• DIRECTIONS FOR THIS TASK:
From the line containing "What text is on this page?" down to the last line of the listing, quote everything word for word, and nothing else, keeping pictures out.

• RECORDS SUPPLIED:
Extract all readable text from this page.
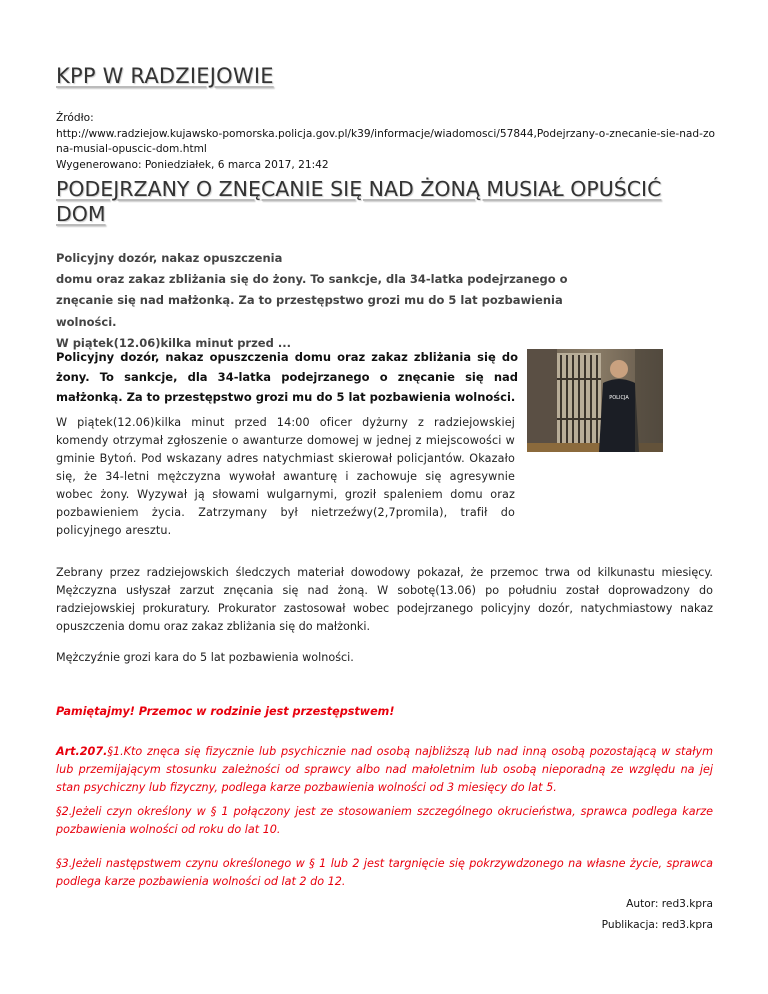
KPP W RADZIEJOWIE
Źródło:
http://www.radziejow.kujawsko-pomorska.policja.gov.pl/k39/informacje/wiadomosci/57844,Podejrzany-o-znecanie-sie-nad-zo
na-musial-opuscic-dom.html
Wygenerowano: Poniedziałek, 6 marca 2017, 21:42
PODEJRZANY O ZNĘCANIE SIĘ NAD ŻONĄ MUSIAŁ OPUŚCIĆ DOM
Policyjny dozór, nakaz opuszczenia
domu oraz zakaz zbliżania się do żony. To sankcje, dla 34-latka podejrzanego o
znęcanie się nad małżonką. Za to przestępstwo grozi mu do 5 lat pozbawienia
wolności.
W piątek(12.06)kilka minut przed ...
Policyjny dozór, nakaz opuszczenia domu oraz zakaz zbliżania się do żony. To sankcje, dla 34-latka podejrzanego o znęcanie się nad małżonką. Za to przestępstwo grozi mu do 5 lat pozbawienia wolności.	POLICJA
W piątek(12.06)kilka minut przed 14:00 oficer dyżurny z radziejowskiej komendy otrzymał zgłoszenie o awanturze domowej w jednej z miejscowości w gminie Bytoń. Pod wskazany adres natychmiast skierował policjantów. Okazało się, że 34-letni mężczyzna wywołał awanturę i zachowuje się agresywnie wobec żony. Wyzywał ją słowami wulgarnymi, groził spaleniem domu oraz pozbawieniem życia. Zatrzymany był nietrzeźwy(2,7promila), trafił do policyjnego aresztu.
Zebrany przez radziejowskich śledczych materiał dowodowy pokazał, że przemoc trwa od kilkunastu miesięcy. Mężczyzna usłyszał zarzut znęcania się nad żoną. W sobotę(13.06) po południu został doprowadzony do radziejowskiej prokuratury. Prokurator zastosował wobec podejrzanego policyjny dozór, natychmiastowy nakaz opuszczenia domu oraz zakaz zbliżania się do małżonki.
Mężczyźnie grozi kara do 5 lat pozbawienia wolności.
Pamiętajmy! Przemoc w rodzinie jest przestępstwem!
Art.207.§1.Kto znęca się fizycznie lub psychicznie nad osobą najbliższą lub nad inną osobą pozostającą w stałym lub przemijającym stosunku zależności od sprawcy albo nad małoletnim lub osobą nieporadną ze względu na jej stan psychiczny lub fizyczny, podlega karze pozbawienia wolności od 3 miesięcy do lat 5.
§2.Jeżeli czyn określony w § 1 połączony jest ze stosowaniem szczególnego okrucieństwa, sprawca podlega karze pozbawienia wolności od roku do lat 10.
§3.Jeżeli następstwem czynu określonego w § 1 lub 2 jest targnięcie się pokrzywdzonego na własne życie, sprawca podlega karze pozbawienia wolności od lat 2 do 12.
Autor: red3.kpra
Publikacja: red3.kpra
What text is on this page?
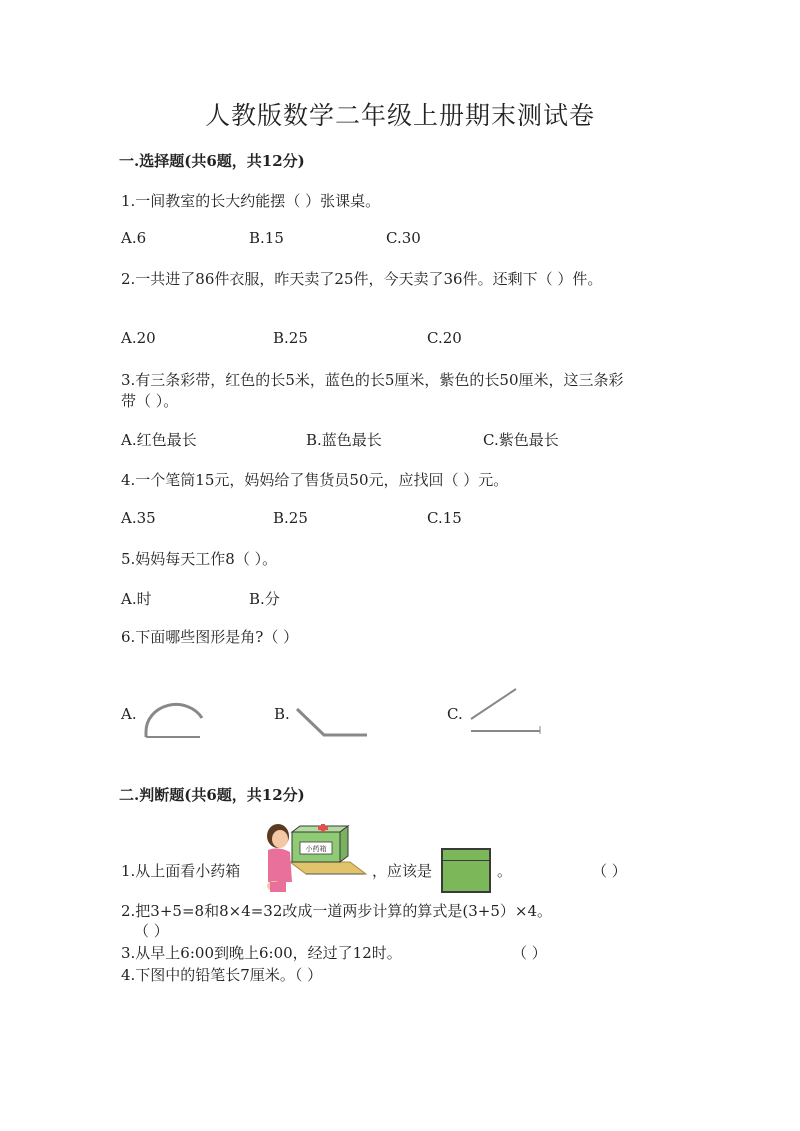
人教版数学二年级上册期末测试卷
一.选择题(共6题，共12分)
1.一间教室的长大约能摆（ ）张课桌。
A.6	B.15	C.30
2.一共进了86件衣服，昨天卖了25件，今天卖了36件。还剩下（ ）件。
A.20	B.25	C.20
3.有三条彩带，红色的长5米，蓝色的长5厘米，紫色的长50厘米，这三条彩
带（ ）。
A.红色最长	B.蓝色最长	C.紫色最长
4.一个笔筒15元，妈妈给了售货员50元，应找回（ ）元。
A.35	B.25	C.15
5.妈妈每天工作8（ ）。
A.时	B.分
6.下面哪些图形是角?（ ）
A.	B.	C.
二.判断题(共6题，共12分)
1.从上面看小药箱
小药箱
，应该是	。	（ ）
2.把3+5=8和8×4=32改成一道两步计算的算式是(3+5）×4。
（ ）
3.从早上6:00到晚上6:00，经过了12时。	（ ）
4.下图中的铅笔长7厘米。（ ）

• ANSWER IN FULL:
What text is on this page?
人教版数学二年级上册期末测试卷
一.选择题(共6题，共12分)
1.一间教室的长大约能摆（ ）张课桌。
A.6	B.15	C.30
2.一共进了86件衣服，昨天卖了25件，今天卖了36件。还剩下（ ）件。
A.20	B.25	C.20
3.有三条彩带，红色的长5米，蓝色的长5厘米，紫色的长50厘米，这三条彩
带（ ）。
A.红色最长	B.蓝色最长	C.紫色最长
4.一个笔筒15元，妈妈给了售货员50元，应找回（ ）元。
A.35	B.25	C.15
5.妈妈每天工作8（ ）。
A.时	B.分
6.下面哪些图形是角?（ ）
A.	B.	C.
二.判断题(共6题，共12分)
1.从上面看小药箱
小药箱
，应该是	。	（ ）
2.把3+5=8和8×4=32改成一道两步计算的算式是(3+5）×4。
（ ）
3.从早上6:00到晚上6:00，经过了12时。	（ ）
4.下图中的铅笔长7厘米。（ ）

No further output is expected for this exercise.